Records from a collection of figures:
· · · ·

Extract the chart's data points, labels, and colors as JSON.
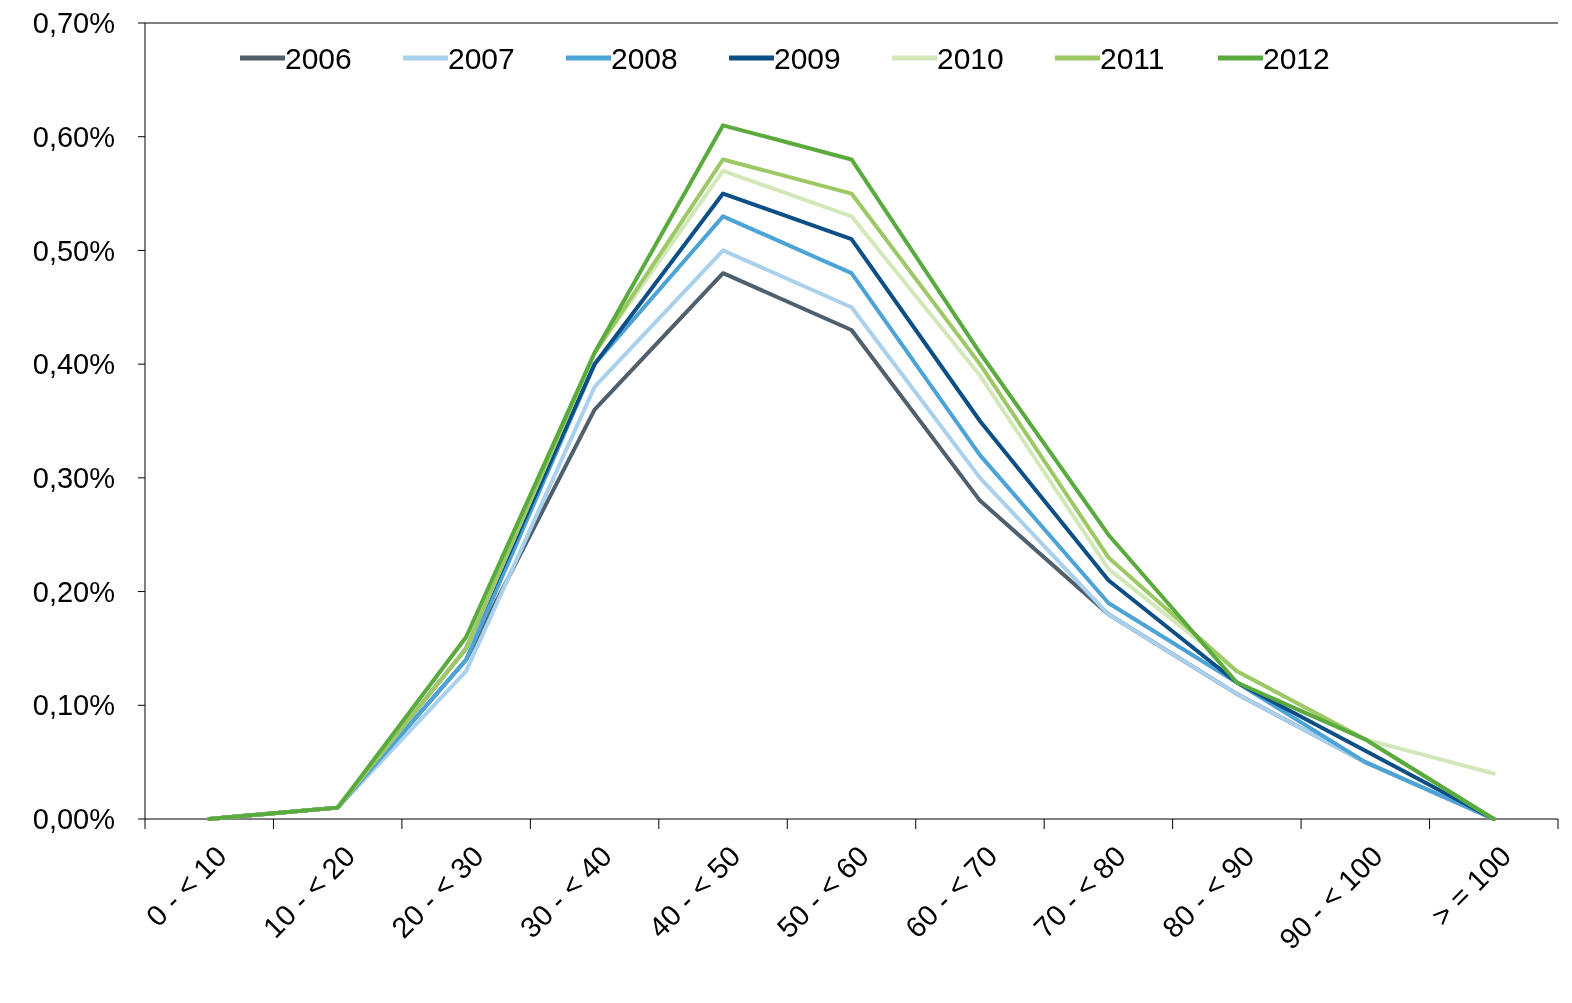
{
  "chart_data": {
    "type": "line",
    "categories": [
      "0 - < 10",
      "10 - < 20",
      "20 - < 30",
      "30 - < 40",
      "40 - < 50",
      "50 - < 60",
      "60 - < 70",
      "70 - < 80",
      "80 - < 90",
      "90 - < 100",
      "> = 100"
    ],
    "series": [
      {
        "name": "2006",
        "color": "#4f5f6b",
        "values": [
          0,
          0.01,
          0.14,
          0.36,
          0.48,
          0.43,
          0.28,
          0.18,
          0.11,
          0.05,
          0
        ]
      },
      {
        "name": "2007",
        "color": "#a9d0ec",
        "values": [
          0,
          0.01,
          0.13,
          0.38,
          0.5,
          0.45,
          0.3,
          0.18,
          0.11,
          0.05,
          0
        ]
      },
      {
        "name": "2008",
        "color": "#4ba3d8",
        "values": [
          0,
          0.01,
          0.14,
          0.4,
          0.53,
          0.48,
          0.32,
          0.19,
          0.12,
          0.05,
          0
        ]
      },
      {
        "name": "2009",
        "color": "#0c4f87",
        "values": [
          0,
          0.01,
          0.15,
          0.4,
          0.55,
          0.51,
          0.35,
          0.21,
          0.12,
          0.06,
          0
        ]
      },
      {
        "name": "2010",
        "color": "#d3e8b8",
        "values": [
          0,
          0.01,
          0.15,
          0.41,
          0.57,
          0.53,
          0.39,
          0.22,
          0.13,
          0.07,
          0.04
        ]
      },
      {
        "name": "2011",
        "color": "#9cc866",
        "values": [
          0,
          0.01,
          0.15,
          0.41,
          0.58,
          0.55,
          0.4,
          0.23,
          0.13,
          0.07,
          0
        ]
      },
      {
        "name": "2012",
        "color": "#5aab3d",
        "values": [
          0,
          0.01,
          0.16,
          0.41,
          0.61,
          0.58,
          0.41,
          0.25,
          0.12,
          0.07,
          0
        ]
      }
    ],
    "ylim": [
      0,
      0.7
    ],
    "yticks": [
      {
        "value": 0,
        "label": "0,00%"
      },
      {
        "value": 0.1,
        "label": "0,10%"
      },
      {
        "value": 0.2,
        "label": "0,20%"
      },
      {
        "value": 0.3,
        "label": "0,30%"
      },
      {
        "value": 0.4,
        "label": "0,40%"
      },
      {
        "value": 0.5,
        "label": "0,50%"
      },
      {
        "value": 0.6,
        "label": "0,60%"
      },
      {
        "value": 0.7,
        "label": "0,70%"
      }
    ],
    "legend": "top left",
    "grid": false,
    "marker": "none",
    "line_style": "solid"
  }
}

· · · ·

Give only the number of lines in the entries above that hold the string "name".

Answer to the problem:
7